=== PROBLEM DESCRIPTION ===
Copy every entry exactly.
++++ DATA FOR THIS EXERCISE ++++
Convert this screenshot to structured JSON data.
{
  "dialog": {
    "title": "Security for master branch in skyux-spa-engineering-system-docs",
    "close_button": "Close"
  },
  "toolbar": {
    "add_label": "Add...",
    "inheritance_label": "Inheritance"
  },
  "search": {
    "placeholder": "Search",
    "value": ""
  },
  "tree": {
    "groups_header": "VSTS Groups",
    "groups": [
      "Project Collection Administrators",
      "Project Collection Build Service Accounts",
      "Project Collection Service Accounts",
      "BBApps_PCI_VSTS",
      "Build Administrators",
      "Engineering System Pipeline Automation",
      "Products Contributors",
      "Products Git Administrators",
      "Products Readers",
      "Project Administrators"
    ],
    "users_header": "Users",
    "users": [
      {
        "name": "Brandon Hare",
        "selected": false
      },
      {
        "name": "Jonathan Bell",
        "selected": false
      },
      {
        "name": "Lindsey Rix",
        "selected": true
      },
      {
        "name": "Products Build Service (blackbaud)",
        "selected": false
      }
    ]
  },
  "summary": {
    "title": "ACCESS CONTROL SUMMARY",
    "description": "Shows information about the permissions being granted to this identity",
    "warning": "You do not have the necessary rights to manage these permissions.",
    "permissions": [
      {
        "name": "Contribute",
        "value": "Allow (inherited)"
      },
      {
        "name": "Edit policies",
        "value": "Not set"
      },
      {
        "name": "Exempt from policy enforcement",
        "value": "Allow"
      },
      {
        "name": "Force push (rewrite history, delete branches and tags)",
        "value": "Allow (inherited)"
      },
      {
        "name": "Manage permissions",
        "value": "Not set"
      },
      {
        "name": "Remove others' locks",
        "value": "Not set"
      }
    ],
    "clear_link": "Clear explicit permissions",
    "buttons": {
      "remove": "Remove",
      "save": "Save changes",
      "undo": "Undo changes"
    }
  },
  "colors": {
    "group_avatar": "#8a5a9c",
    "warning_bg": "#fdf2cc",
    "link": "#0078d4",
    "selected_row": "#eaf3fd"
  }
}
++++
=== SOLVED EXERCISE ===
Convert this screenshot to structured JSON data.
{
  "dialog": {
    "title": "Security for master branch in skyux-spa-engineering-system-docs",
    "close_button": "Close"
  },
  "toolbar": {
    "add_label": "Add...",
    "inheritance_label": "Inheritance"
  },
  "search": {
    "placeholder": "Search",
    "value": ""
  },
  "tree": {
    "groups_header": "VSTS Groups",
    "groups": [
      "Project Collection Administrators",
      "Project Collection Build Service Accounts",
      "Project Collection Service Accounts",
      "BBApps_PCI_VSTS",
      "Build Administrators",
      "Engineering System Pipeline Automation",
      "Products Contributors",
      "Products Git Administrators",
      "Products Readers",
      "Project Administrators"
    ],
    "users_header": "Users",
    "users": [
      {
        "name": "Brandon Hare",
        "selected": false
      },
      {
        "name": "Jonathan Bell",
        "selected": false
      },
      {
        "name": "Lindsey Rix",
        "selected": true
      },
      {
        "name": "Products Build Service (blackbaud)",
        "selected": false
      }
    ]
  },
  "summary": {
    "title": "ACCESS CONTROL SUMMARY",
    "description": "Shows information about the permissions being granted to this identity",
    "warning": "You do not have the necessary rights to manage these permissions.",
    "permissions": [
      {
        "name": "Contribute",
        "value": "Allow (inherited)"
      },
      {
        "name": "Edit policies",
        "value": "Not set"
      },
      {
        "name": "Exempt from policy enforcement",
        "value": "Allow"
      },
      {
        "name": "Force push (rewrite history, delete branches and tags)",
        "value": "Allow (inherited)"
      },
      {
        "name": "Manage permissions",
        "value": "Not set"
      },
      {
        "name": "Remove others' locks",
        "value": "Not set"
      }
    ],
    "clear_link": "Clear explicit permissions",
    "buttons": {
      "remove": "Remove",
      "save": "Save changes",
      "undo": "Undo changes"
    }
  },
  "colors": {
    "group_avatar": "#8a5a9c",
    "warning_bg": "#fdf2cc",
    "link": "#0078d4",
    "selected_row": "#eaf3fd"
  }
}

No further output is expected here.